**What you have to do:**
Identify, in the records below, every line where the string "JSON" appears, and copy each such line.

**Given entries:**

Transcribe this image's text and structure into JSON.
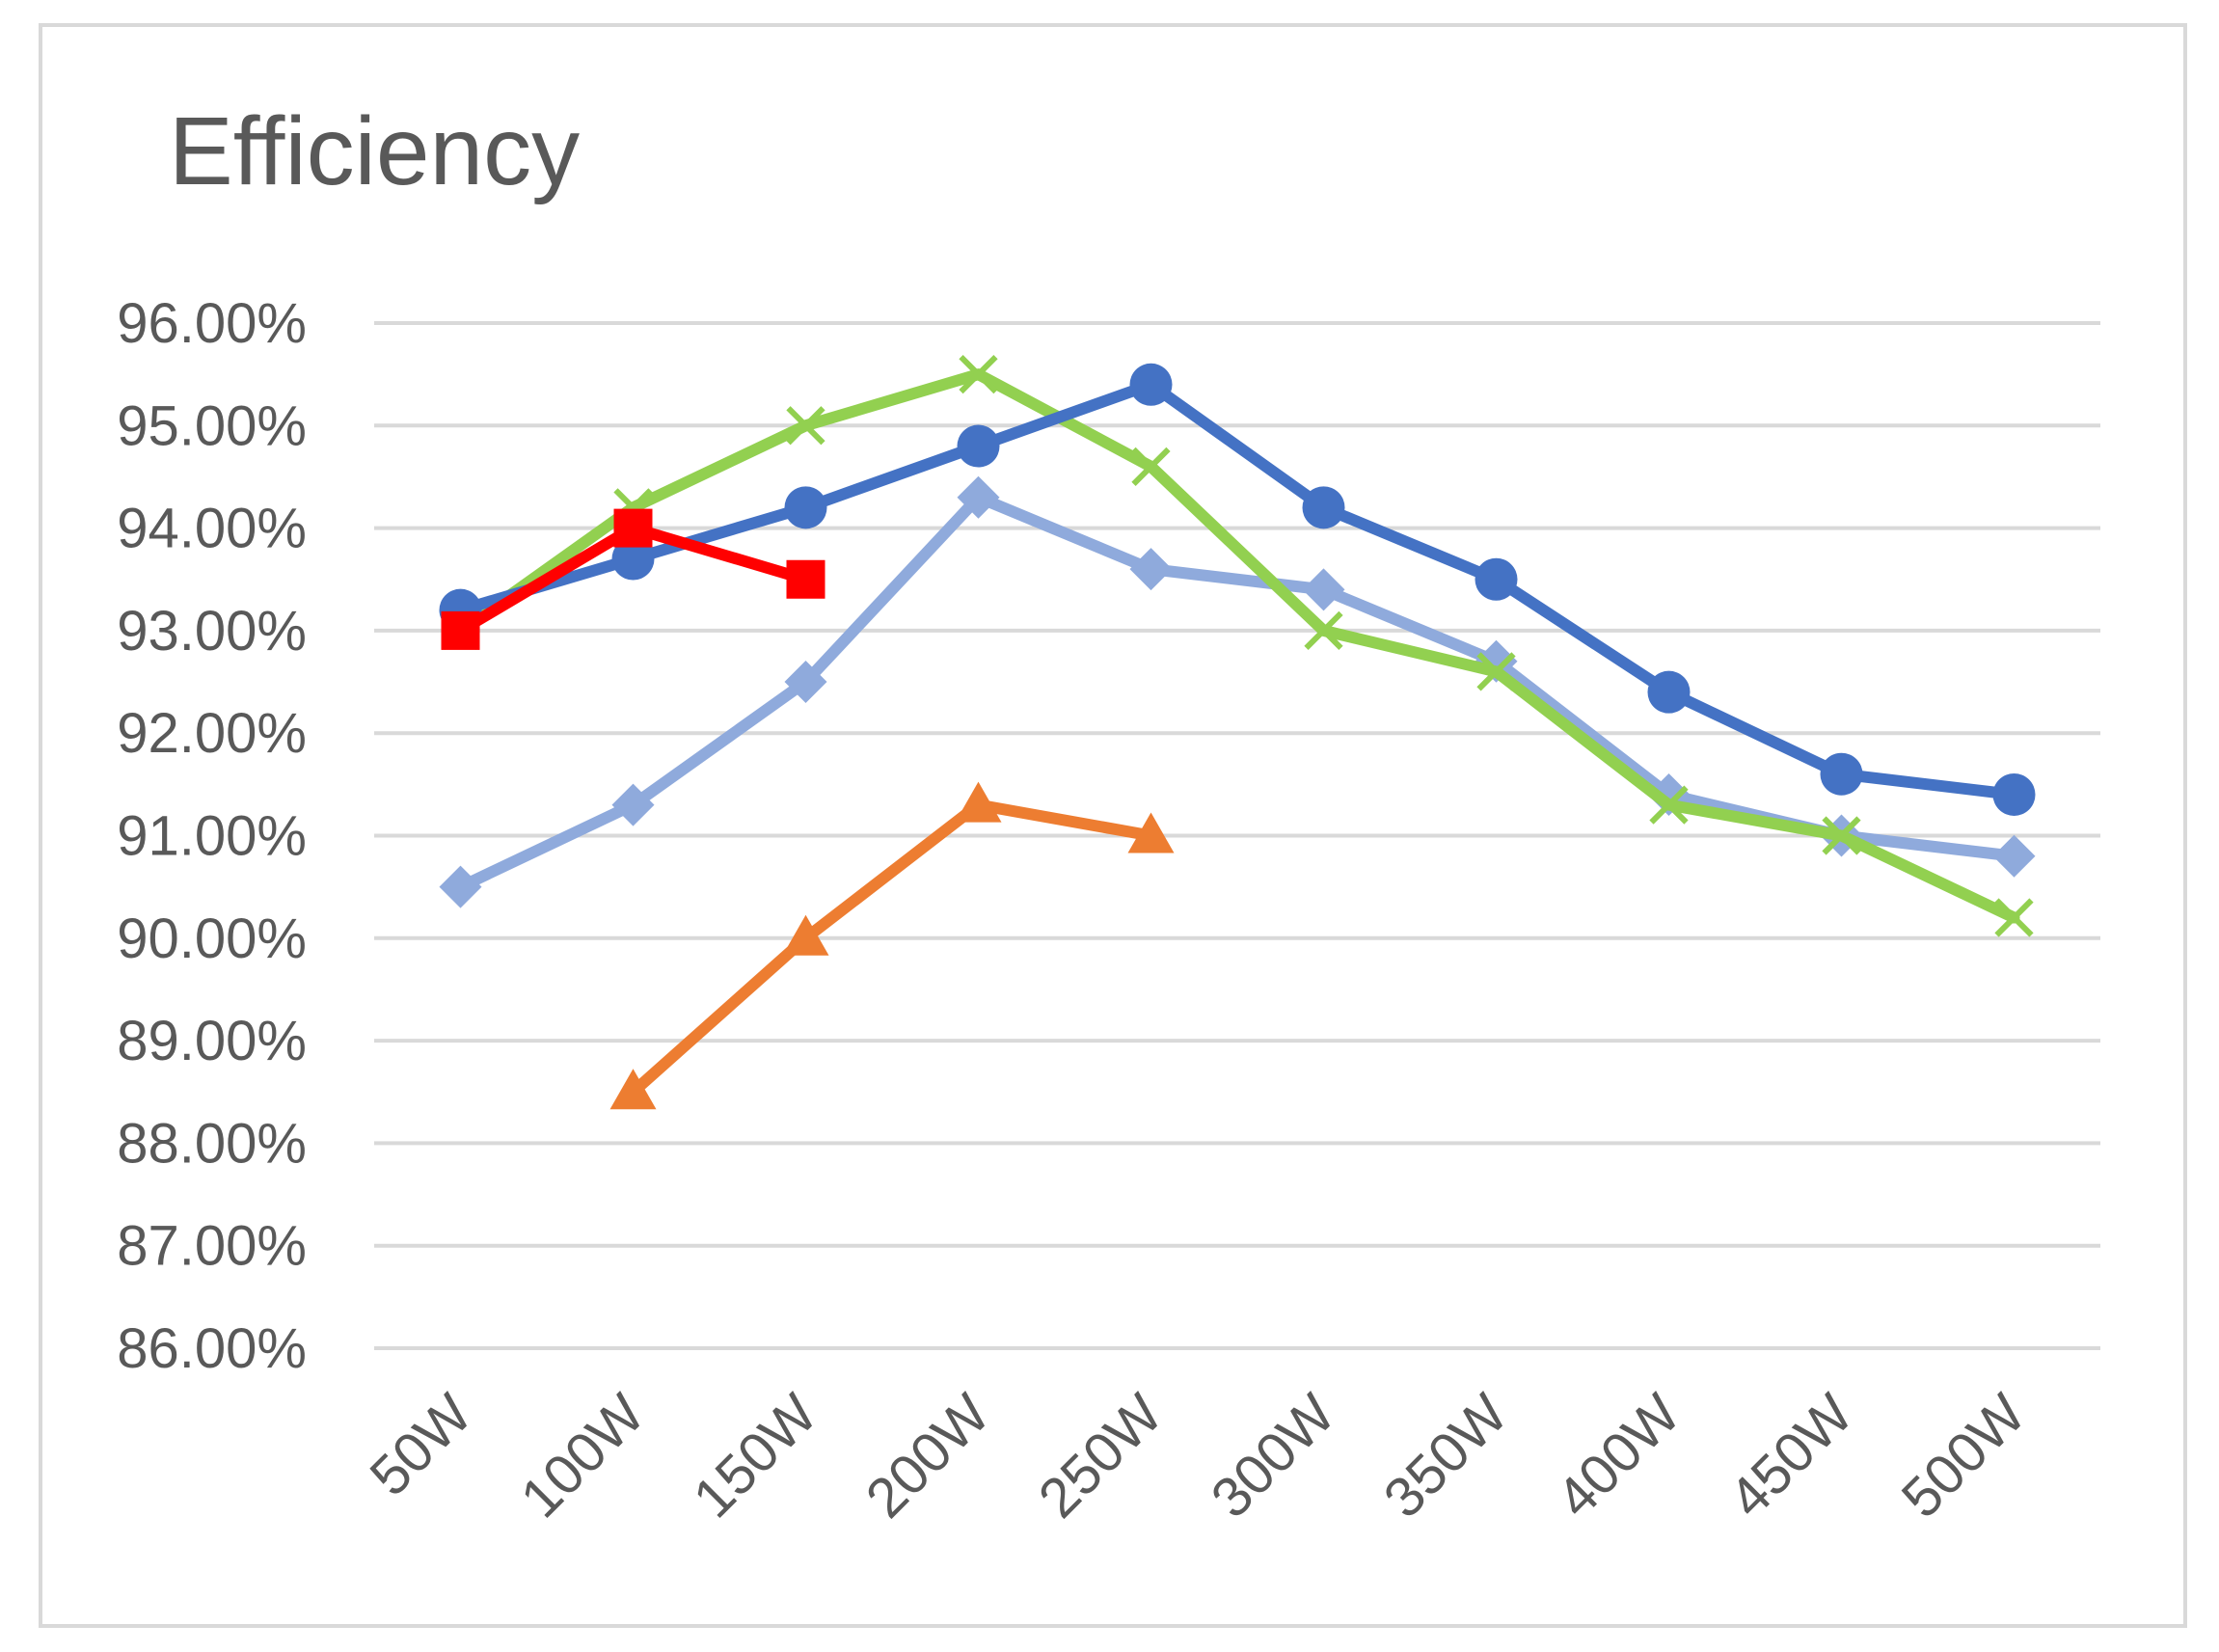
{
  "chart_data": {
    "type": "line",
    "title": "Efficiency",
    "xlabel": "",
    "ylabel": "",
    "categories": [
      "50W",
      "100W",
      "150W",
      "200W",
      "250W",
      "300W",
      "350W",
      "400W",
      "450W",
      "500W"
    ],
    "ylim": [
      86,
      96
    ],
    "ytick_step": 1,
    "y_tick_labels": [
      "86.00%",
      "87.00%",
      "88.00%",
      "89.00%",
      "90.00%",
      "91.00%",
      "92.00%",
      "93.00%",
      "94.00%",
      "95.00%",
      "96.00%"
    ],
    "grid": true,
    "legend": "none",
    "series": [
      {
        "name": "light-blue-diamond",
        "color": "#8faadc",
        "marker": "diamond",
        "values": [
          90.5,
          91.3,
          92.5,
          94.3,
          93.6,
          93.4,
          92.7,
          91.4,
          91.0,
          90.8
        ]
      },
      {
        "name": "orange-triangle",
        "color": "#ed7d31",
        "marker": "triangle",
        "values": [
          null,
          88.5,
          90.0,
          91.3,
          91.0,
          null,
          null,
          null,
          null,
          null
        ]
      },
      {
        "name": "green-x",
        "color": "#92d050",
        "marker": "x",
        "values": [
          93.0,
          94.2,
          95.0,
          95.5,
          94.6,
          93.0,
          92.6,
          91.3,
          91.0,
          90.2
        ]
      },
      {
        "name": "blue-circle",
        "color": "#4472c4",
        "marker": "circle",
        "values": [
          93.2,
          93.7,
          94.2,
          94.8,
          95.4,
          94.2,
          93.5,
          92.4,
          91.6,
          91.4
        ]
      },
      {
        "name": "red-square",
        "color": "#ff0000",
        "marker": "square",
        "values": [
          93.0,
          94.0,
          93.5,
          null,
          null,
          null,
          null,
          null,
          null,
          null
        ]
      }
    ]
  }
}
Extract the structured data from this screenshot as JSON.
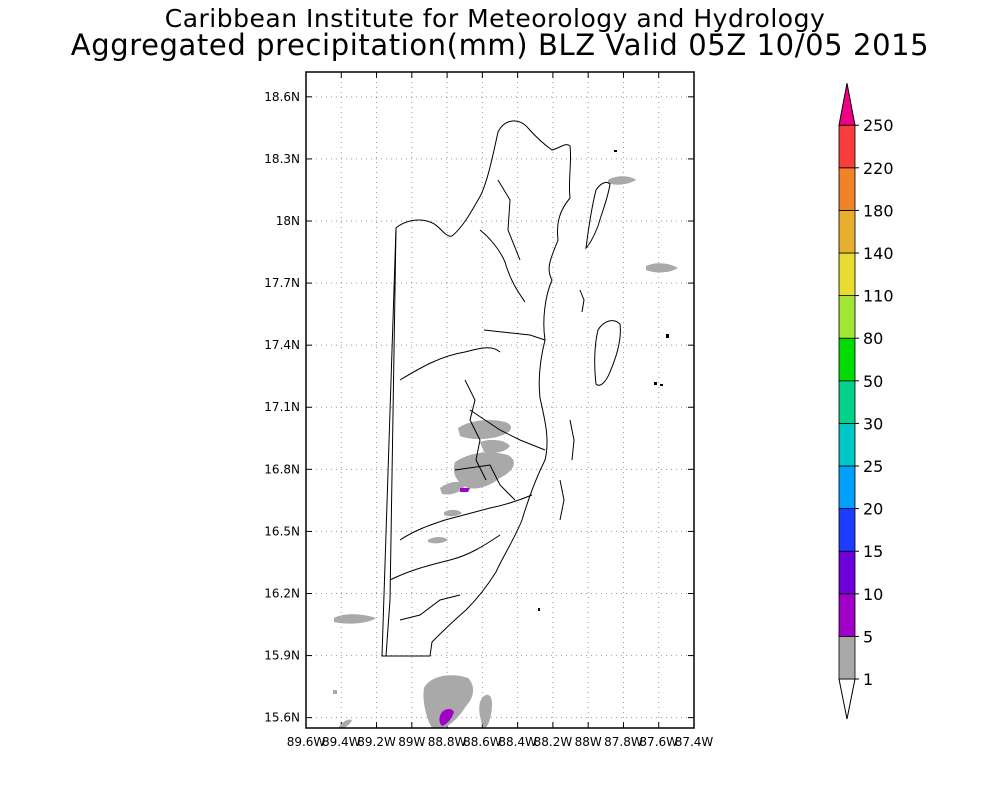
{
  "title": {
    "line1": "Caribbean Institute for Meteorology and Hydrology",
    "line2": "Aggregated precipitation(mm) BLZ Valid 05Z 10/05 2015"
  },
  "map": {
    "lat_ticks": [
      "18.6N",
      "18.3N",
      "18N",
      "17.7N",
      "17.4N",
      "17.1N",
      "16.8N",
      "16.5N",
      "16.2N",
      "15.9N",
      "15.6N"
    ],
    "lon_ticks": [
      "89.6W",
      "89.4W",
      "89.2W",
      "89W",
      "88.8W",
      "88.6W",
      "88.4W",
      "88.2W",
      "88W",
      "87.8W",
      "87.6W",
      "87.4W"
    ],
    "lon_range": [
      -89.6,
      -87.4
    ],
    "lat_range": [
      15.55,
      18.72
    ],
    "grid": true,
    "precip_colors": {
      "1-5": "#a9a9a9",
      "5-10": "#a000c8"
    }
  },
  "colorbar": {
    "labels": [
      "1",
      "5",
      "10",
      "15",
      "20",
      "25",
      "30",
      "50",
      "80",
      "110",
      "140",
      "180",
      "220",
      "250"
    ],
    "colors": [
      "#ffffff",
      "#a9a9a9",
      "#a000c8",
      "#6e00dc",
      "#1e3cff",
      "#00a0ff",
      "#00c8c8",
      "#00d28c",
      "#00dc00",
      "#a0e632",
      "#e6dc32",
      "#e6af2d",
      "#f08228",
      "#fa3c3c",
      "#f00082"
    ]
  }
}
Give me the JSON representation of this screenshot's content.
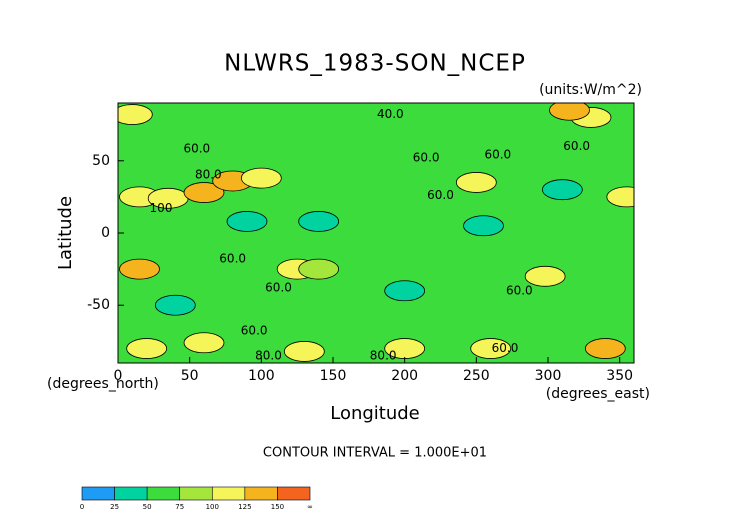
{
  "chart_data": {
    "type": "contour",
    "title": "NLWRS_1983-SON_NCEP",
    "subtitle": "(units:W/m^2)",
    "x_label": "Longitude",
    "x_units": "(degrees_east)",
    "y_label": "Latitude",
    "y_units": "(degrees_north)",
    "annotation": "CONTOUR INTERVAL = 1.000E+01",
    "xlim": [
      0,
      360
    ],
    "ylim": [
      -90,
      90
    ],
    "xticks": [
      0,
      50,
      100,
      150,
      200,
      250,
      300,
      350
    ],
    "yticks": [
      -50,
      0,
      50
    ],
    "background_value": 60,
    "levels": [
      0,
      25,
      50,
      75,
      100,
      125,
      150,
      {
        "value": 175,
        "label": "∞"
      }
    ],
    "colors": [
      "#1e9bf5",
      "#00d2a0",
      "#3cdc3c",
      "#a5e63c",
      "#f5f55a",
      "#f5b41e",
      "#f5641e"
    ],
    "features": [
      {
        "lon": 15,
        "lat": 25,
        "value": 110
      },
      {
        "lon": 35,
        "lat": 24,
        "value": 115
      },
      {
        "lon": 60,
        "lat": 28,
        "value": 125
      },
      {
        "lon": 80,
        "lat": 36,
        "value": 140
      },
      {
        "lon": 100,
        "lat": 38,
        "value": 100
      },
      {
        "lon": 15,
        "lat": -25,
        "value": 135
      },
      {
        "lon": 125,
        "lat": -25,
        "value": 110
      },
      {
        "lon": 140,
        "lat": -25,
        "value": 95
      },
      {
        "lon": 250,
        "lat": 35,
        "value": 110
      },
      {
        "lon": 298,
        "lat": -30,
        "value": 120
      },
      {
        "lon": 355,
        "lat": 25,
        "value": 120
      },
      {
        "lon": 90,
        "lat": 8,
        "value": 45
      },
      {
        "lon": 140,
        "lat": 8,
        "value": 45
      },
      {
        "lon": 255,
        "lat": 5,
        "value": 45
      },
      {
        "lon": 200,
        "lat": -40,
        "value": 45
      },
      {
        "lon": 40,
        "lat": -50,
        "value": 45
      },
      {
        "lon": 310,
        "lat": 30,
        "value": 45
      },
      {
        "lon": 20,
        "lat": -80,
        "value": 110
      },
      {
        "lon": 60,
        "lat": -76,
        "value": 100
      },
      {
        "lon": 130,
        "lat": -82,
        "value": 110
      },
      {
        "lon": 200,
        "lat": -80,
        "value": 110
      },
      {
        "lon": 260,
        "lat": -80,
        "value": 100
      },
      {
        "lon": 340,
        "lat": -80,
        "value": 125
      },
      {
        "lon": 10,
        "lat": 82,
        "value": 100
      },
      {
        "lon": 330,
        "lat": 80,
        "value": 115
      },
      {
        "lon": 315,
        "lat": 85,
        "value": 125
      }
    ],
    "contour_labels": [
      {
        "label": "40.0",
        "lon": 190,
        "lat": 82
      },
      {
        "label": "60.0",
        "lon": 55,
        "lat": 58
      },
      {
        "label": "60.0",
        "lon": 215,
        "lat": 52
      },
      {
        "label": "60.0",
        "lon": 265,
        "lat": 54
      },
      {
        "label": "60.0",
        "lon": 320,
        "lat": 60
      },
      {
        "label": "60.0",
        "lon": 225,
        "lat": 26
      },
      {
        "label": "60.0",
        "lon": 80,
        "lat": -18
      },
      {
        "label": "60.0",
        "lon": 112,
        "lat": -38
      },
      {
        "label": "60.0",
        "lon": 280,
        "lat": -40
      },
      {
        "label": "60.0",
        "lon": 270,
        "lat": -80
      },
      {
        "label": "60.0",
        "lon": 95,
        "lat": -68
      },
      {
        "label": "80.0",
        "lon": 63,
        "lat": 40
      },
      {
        "label": "80.0",
        "lon": 105,
        "lat": -85
      },
      {
        "label": "80.0",
        "lon": 185,
        "lat": -85
      },
      {
        "label": "100",
        "lon": 30,
        "lat": 17
      }
    ]
  }
}
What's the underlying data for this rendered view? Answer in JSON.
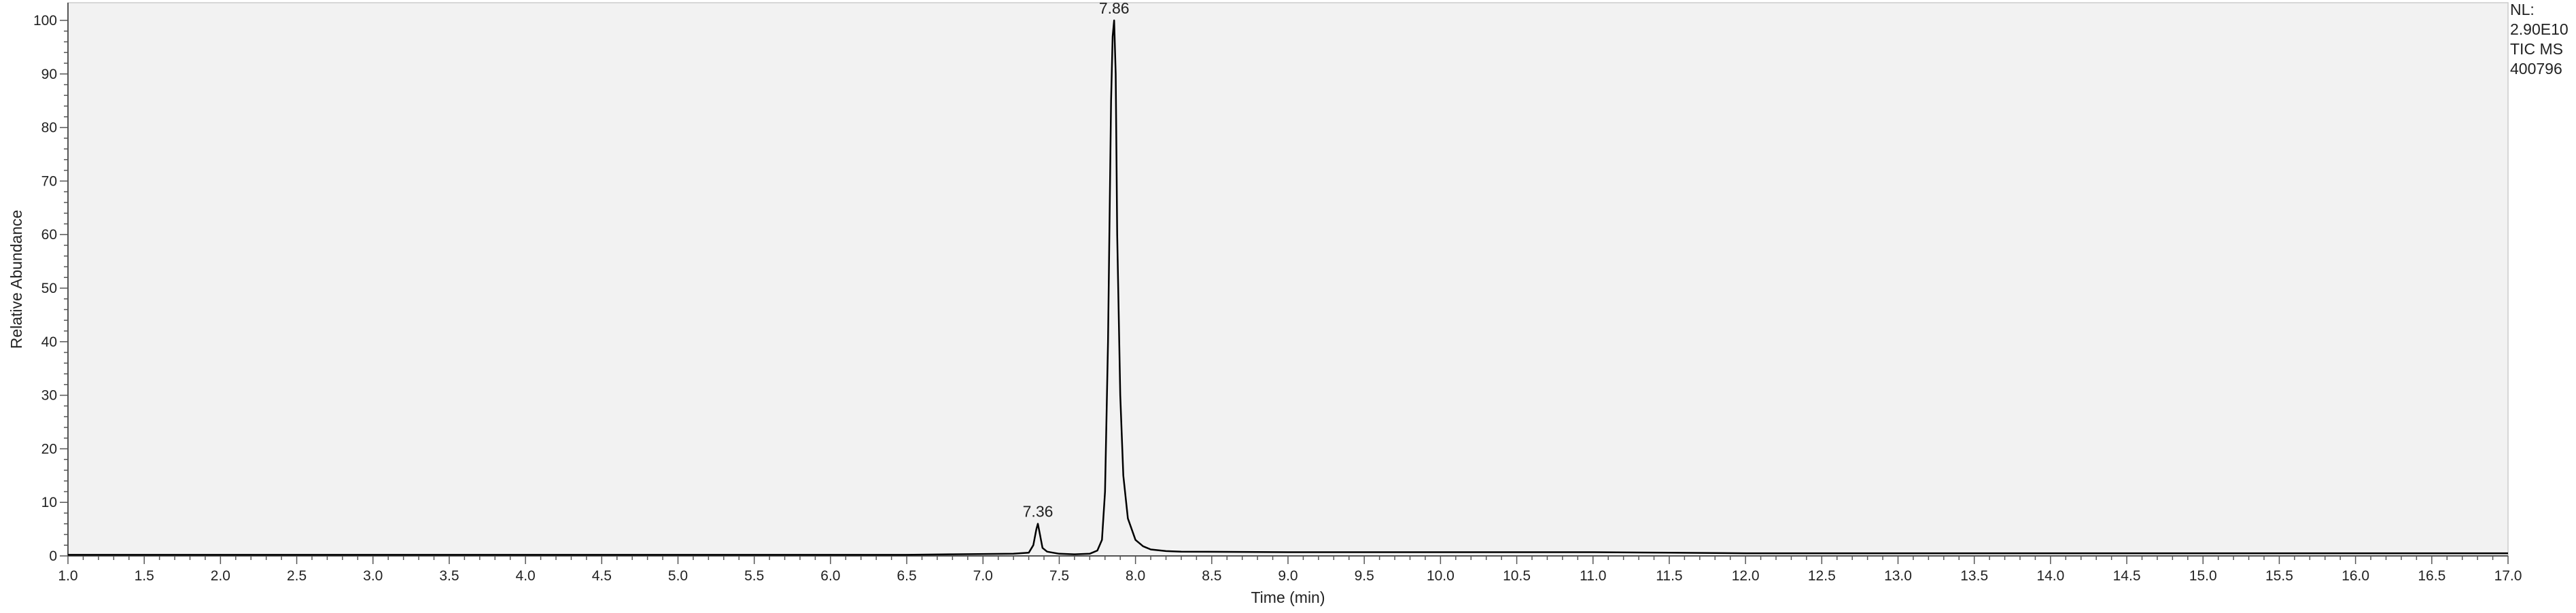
{
  "chart_data": {
    "type": "line",
    "title": "",
    "xlabel": "Time (min)",
    "ylabel": "Relative Abundance",
    "xlim": [
      1.0,
      17.0
    ],
    "ylim": [
      0,
      100
    ],
    "x_major_step": 0.5,
    "y_major_step": 10,
    "grid": false,
    "colors": {
      "plot_background": "#f2f2f2",
      "trace": "#000000",
      "axis": "#555555"
    },
    "info": [
      "NL:",
      "2.90E10",
      "TIC  MS",
      "400796"
    ],
    "peak_labels": [
      {
        "text": "7.36",
        "x": 7.36,
        "y": 6
      },
      {
        "text": "7.86",
        "x": 7.86,
        "y": 100
      }
    ],
    "series": [
      {
        "x": [
          1.0,
          6.5,
          6.8,
          7.2,
          7.3,
          7.33,
          7.35,
          7.36,
          7.37,
          7.39,
          7.42,
          7.46,
          7.5,
          7.6,
          7.7,
          7.75,
          7.78,
          7.8,
          7.82,
          7.84,
          7.85,
          7.86,
          7.87,
          7.88,
          7.9,
          7.92,
          7.95,
          8.0,
          8.05,
          8.1,
          8.2,
          8.3,
          9.0,
          11.0,
          11.5,
          12.0,
          17.0
        ],
        "y": [
          0.2,
          0.2,
          0.3,
          0.4,
          0.6,
          2.0,
          5.0,
          6.0,
          4.5,
          1.5,
          0.8,
          0.6,
          0.4,
          0.3,
          0.4,
          1.0,
          3.0,
          12.0,
          40.0,
          85.0,
          97.0,
          100.0,
          90.0,
          60.0,
          30.0,
          15.0,
          7.0,
          3.0,
          1.8,
          1.2,
          0.9,
          0.8,
          0.7,
          0.7,
          0.6,
          0.5,
          0.5
        ]
      }
    ]
  }
}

**Completed exercise:**
Transcribe this image's text and structure into JSON.
Extract the structured data from this screenshot as JSON.
Give me the JSON representation of this screenshot's content.
What's the underlying data for this rendered view? Answer in JSON.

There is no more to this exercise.